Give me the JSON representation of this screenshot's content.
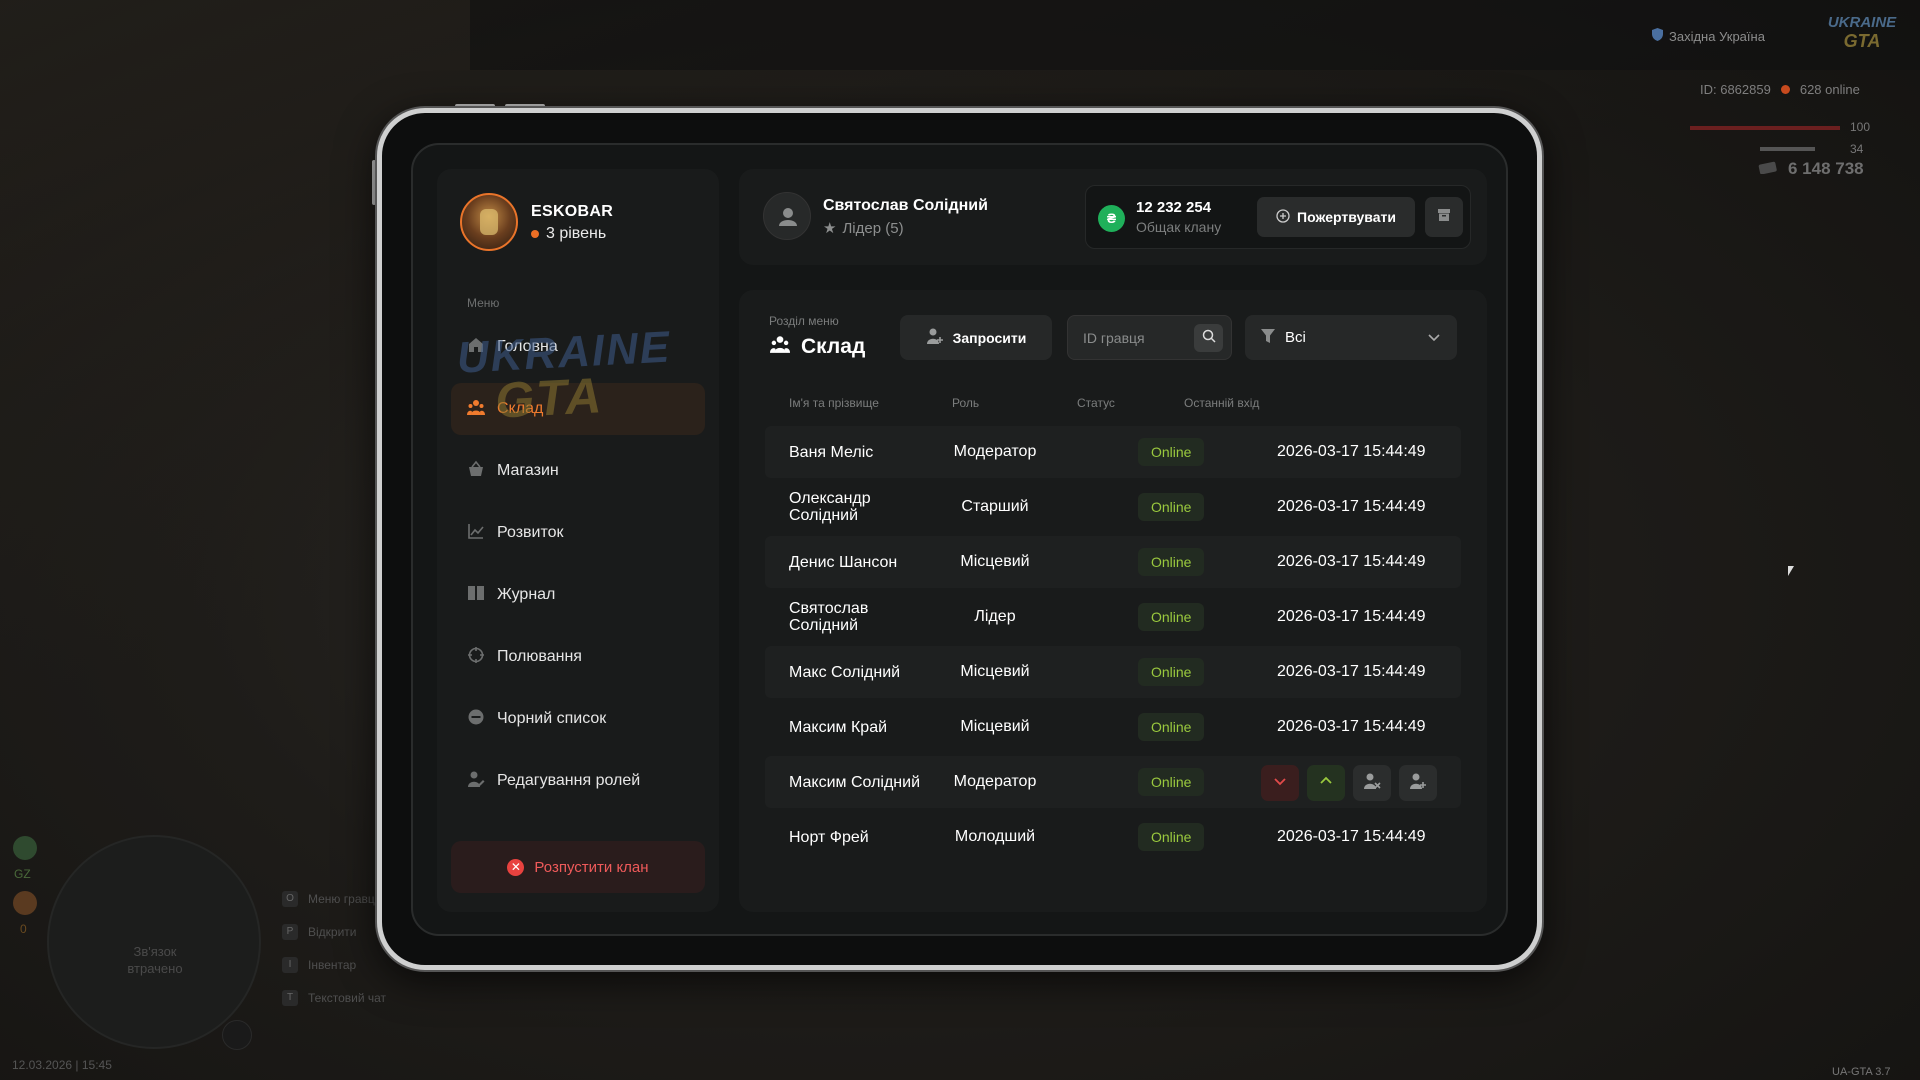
{
  "hud": {
    "region": "Західна Україна",
    "logo_line1": "UKRAINE",
    "logo_line2": "GTA",
    "player_id": "ID: 6862859",
    "online": "628 online",
    "health": "100",
    "armor": "34",
    "money": "6 148 738",
    "minimap_text": "Зв'язок втрачено",
    "keyhints": [
      {
        "key": "O",
        "label": "Меню гравця"
      },
      {
        "key": "P",
        "label": "Відкрити"
      },
      {
        "key": "I",
        "label": "Інвентар"
      },
      {
        "key": "T",
        "label": "Текстовий чат"
      }
    ],
    "gz": "GZ",
    "zero": "0",
    "datetime": "12.03.2026 | 15:45",
    "version": "UA-GTA 3.7"
  },
  "profile": {
    "name": "ESKOBAR",
    "level": "3 рівень"
  },
  "sidebar": {
    "menu_caption": "Меню",
    "items": [
      {
        "label": "Головна",
        "icon": "home-icon"
      },
      {
        "label": "Склад",
        "icon": "members-icon"
      },
      {
        "label": "Магазин",
        "icon": "shop-icon"
      },
      {
        "label": "Розвиток",
        "icon": "chart-icon"
      },
      {
        "label": "Журнал",
        "icon": "book-icon"
      },
      {
        "label": "Полювання",
        "icon": "crosshair-icon"
      },
      {
        "label": "Чорний список",
        "icon": "ban-icon"
      },
      {
        "label": "Редагування ролей",
        "icon": "user-edit-icon"
      }
    ],
    "active_index": 1,
    "disband_label": "Розпустити клан"
  },
  "topcard": {
    "user_name": "Святослав Солідний",
    "user_role": "Лідер (5)",
    "bank_amount": "12 232 254",
    "bank_label": "Общак клану",
    "coin_symbol": "₴",
    "donate_label": "Пожертвувати"
  },
  "section": {
    "caption": "Розділ меню",
    "title": "Склад",
    "invite_label": "Запросити",
    "search_placeholder": "ID гравця",
    "filter_value": "Всі"
  },
  "table": {
    "headers": [
      "Ім'я та прізвище",
      "Роль",
      "Статус",
      "Останній вхід"
    ],
    "rows": [
      {
        "name": "Ваня Меліс",
        "role": "Модератор",
        "status": "Online",
        "last": "2026-03-17 15:44:49"
      },
      {
        "name": "Олександр Солідний",
        "role": "Старший",
        "status": "Online",
        "last": "2026-03-17 15:44:49"
      },
      {
        "name": "Денис Шансон",
        "role": "Місцевий",
        "status": "Online",
        "last": "2026-03-17 15:44:49"
      },
      {
        "name": "Святослав Солідний",
        "role": "Лідер",
        "status": "Online",
        "last": "2026-03-17 15:44:49"
      },
      {
        "name": "Макс Солідний",
        "role": "Місцевий",
        "status": "Online",
        "last": "2026-03-17 15:44:49"
      },
      {
        "name": "Максим Край",
        "role": "Місцевий",
        "status": "Online",
        "last": "2026-03-17 15:44:49"
      },
      {
        "name": "Максим Солідний",
        "role": "Модератор",
        "status": "Online",
        "last": ""
      },
      {
        "name": "Норт Фрей",
        "role": "Молодший",
        "status": "Online",
        "last": "2026-03-17 15:44:49"
      }
    ]
  },
  "colors": {
    "accent": "#f07b2e",
    "online": "#9ac93e",
    "danger": "#ef5a5a",
    "coin": "#1fb05a"
  }
}
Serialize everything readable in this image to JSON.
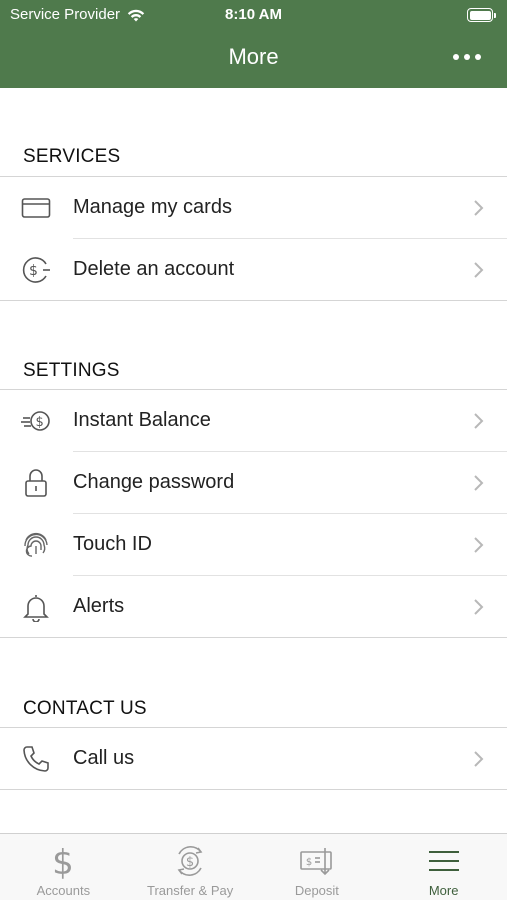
{
  "status_bar": {
    "carrier": "Service Provider",
    "time": "8:10 AM"
  },
  "header": {
    "title": "More"
  },
  "sections": [
    {
      "title": "SERVICES",
      "items": [
        {
          "label": "Manage my cards",
          "icon": "card-icon"
        },
        {
          "label": "Delete an account",
          "icon": "dollar-circle-icon"
        }
      ]
    },
    {
      "title": "SETTINGS",
      "items": [
        {
          "label": "Instant Balance",
          "icon": "instant-balance-icon"
        },
        {
          "label": "Change password",
          "icon": "lock-icon"
        },
        {
          "label": "Touch ID",
          "icon": "fingerprint-icon"
        },
        {
          "label": "Alerts",
          "icon": "bell-icon"
        }
      ]
    },
    {
      "title": "CONTACT US",
      "items": [
        {
          "label": "Call us",
          "icon": "phone-icon"
        }
      ]
    }
  ],
  "tabbar": {
    "tabs": [
      {
        "label": "Accounts",
        "icon": "dollar-icon",
        "active": false
      },
      {
        "label": "Transfer & Pay",
        "icon": "transfer-icon",
        "active": false
      },
      {
        "label": "Deposit",
        "icon": "deposit-check-icon",
        "active": false
      },
      {
        "label": "More",
        "icon": "menu-icon",
        "active": true
      }
    ]
  },
  "colors": {
    "header_bg": "#4f7a4c",
    "active_tab": "#3e5f3c",
    "inactive_tab": "#9a9a9a"
  }
}
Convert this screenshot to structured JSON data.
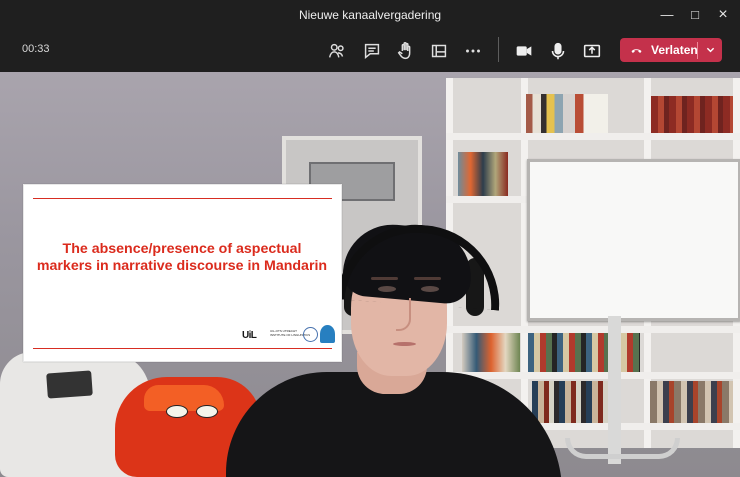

**What you have to do**: Reproduce each line of the records exactly, and omit every picture.

**Answer to the exercise**:
Give me the JSON representation of this screenshot's content.
{
  "hud": {
    "region": "Західна Україна",
    "logo_line1": "UKRAINE",
    "logo_line2": "GTA",
    "player_id": "ID: 6862859",
    "online": "628 online",
    "health": "100",
    "armor": "34",
    "money": "6 148 738",
    "minimap_text": "Зв'язок втрачено",
    "keyhints": [
      {
        "key": "O",
        "label": "Меню гравця"
      },
      {
        "key": "P",
        "label": "Відкрити"
      },
      {
        "key": "I",
        "label": "Інвентар"
      },
      {
        "key": "T",
        "label": "Текстовий чат"
      }
    ],
    "gz": "GZ",
    "zero": "0",
    "datetime": "12.03.2026 | 15:45",
    "version": "UA-GTA 3.7"
  },
  "profile": {
    "name": "ESKOBAR",
    "level": "3 рівень"
  },
  "sidebar": {
    "menu_caption": "Меню",
    "items": [
      {
        "label": "Головна",
        "icon": "home-icon"
      },
      {
        "label": "Склад",
        "icon": "members-icon"
      },
      {
        "label": "Магазин",
        "icon": "shop-icon"
      },
      {
        "label": "Розвиток",
        "icon": "chart-icon"
      },
      {
        "label": "Журнал",
        "icon": "book-icon"
      },
      {
        "label": "Полювання",
        "icon": "crosshair-icon"
      },
      {
        "label": "Чорний список",
        "icon": "ban-icon"
      },
      {
        "label": "Редагування ролей",
        "icon": "user-edit-icon"
      }
    ],
    "active_index": 1,
    "disband_label": "Розпустити клан"
  },
  "topcard": {
    "user_name": "Святослав Солідний",
    "user_role": "Лідер (5)",
    "bank_amount": "12 232 254",
    "bank_label": "Общак клану",
    "coin_symbol": "₴",
    "donate_label": "Пожертвувати"
  },
  "section": {
    "caption": "Розділ меню",
    "title": "Склад",
    "invite_label": "Запросити",
    "search_placeholder": "ID гравця",
    "filter_value": "Всі"
  },
  "table": {
    "headers": [
      "Ім'я та прізвище",
      "Роль",
      "Статус",
      "Останній вхід"
    ],
    "rows": [
      {
        "name": "Ваня Меліс",
        "role": "Модератор",
        "status": "Online",
        "last": "2026-03-17 15:44:49"
      },
      {
        "name": "Олександр Солідний",
        "role": "Старший",
        "status": "Online",
        "last": "2026-03-17 15:44:49"
      },
      {
        "name": "Денис Шансон",
        "role": "Місцевий",
        "status": "Online",
        "last": "2026-03-17 15:44:49"
      },
      {
        "name": "Святослав Солідний",
        "role": "Лідер",
        "status": "Online",
        "last": "2026-03-17 15:44:49"
      },
      {
        "name": "Макс Солідний",
        "role": "Місцевий",
        "status": "Online",
        "last": "2026-03-17 15:44:49"
      },
      {
        "name": "Максим Край",
        "role": "Місцевий",
        "status": "Online",
        "last": "2026-03-17 15:44:49"
      },
      {
        "name": "Максим Солідний",
        "role": "Модератор",
        "status": "Online",
        "last": ""
      },
      {
        "name": "Норт Фрей",
        "role": "Молодший",
        "status": "Online",
        "last": "2026-03-17 15:44:49"
      }
    ]
  },
  "colors": {
    "accent": "#f07b2e",
    "online": "#9ac93e",
    "danger": "#ef5a5a",
    "coin": "#1fb05a"
  }
}
Serialize everything readable in this image to JSON.
{
  "status_bar": {
    "carrier": "Service Provider",
    "time": "8:10 AM"
  },
  "header": {
    "title": "More"
  },
  "sections": [
    {
      "title": "SERVICES",
      "items": [
        {
          "label": "Manage my cards",
          "icon": "card-icon"
        },
        {
          "label": "Delete an account",
          "icon": "dollar-circle-icon"
        }
      ]
    },
    {
      "title": "SETTINGS",
      "items": [
        {
          "label": "Instant Balance",
          "icon": "instant-balance-icon"
        },
        {
          "label": "Change password",
          "icon": "lock-icon"
        },
        {
          "label": "Touch ID",
          "icon": "fingerprint-icon"
        },
        {
          "label": "Alerts",
          "icon": "bell-icon"
        }
      ]
    },
    {
      "title": "CONTACT US",
      "items": [
        {
          "label": "Call us",
          "icon": "phone-icon"
        }
      ]
    }
  ],
  "tabbar": {
    "tabs": [
      {
        "label": "Accounts",
        "icon": "dollar-icon",
        "active": false
      },
      {
        "label": "Transfer & Pay",
        "icon": "transfer-icon",
        "active": false
      },
      {
        "label": "Deposit",
        "icon": "deposit-check-icon",
        "active": false
      },
      {
        "label": "More",
        "icon": "menu-icon",
        "active": true
      }
    ]
  },
  "colors": {
    "header_bg": "#4f7a4c",
    "active_tab": "#3e5f3c",
    "inactive_tab": "#9a9a9a"
  }
}
Convert this screenshot to structured JSON data.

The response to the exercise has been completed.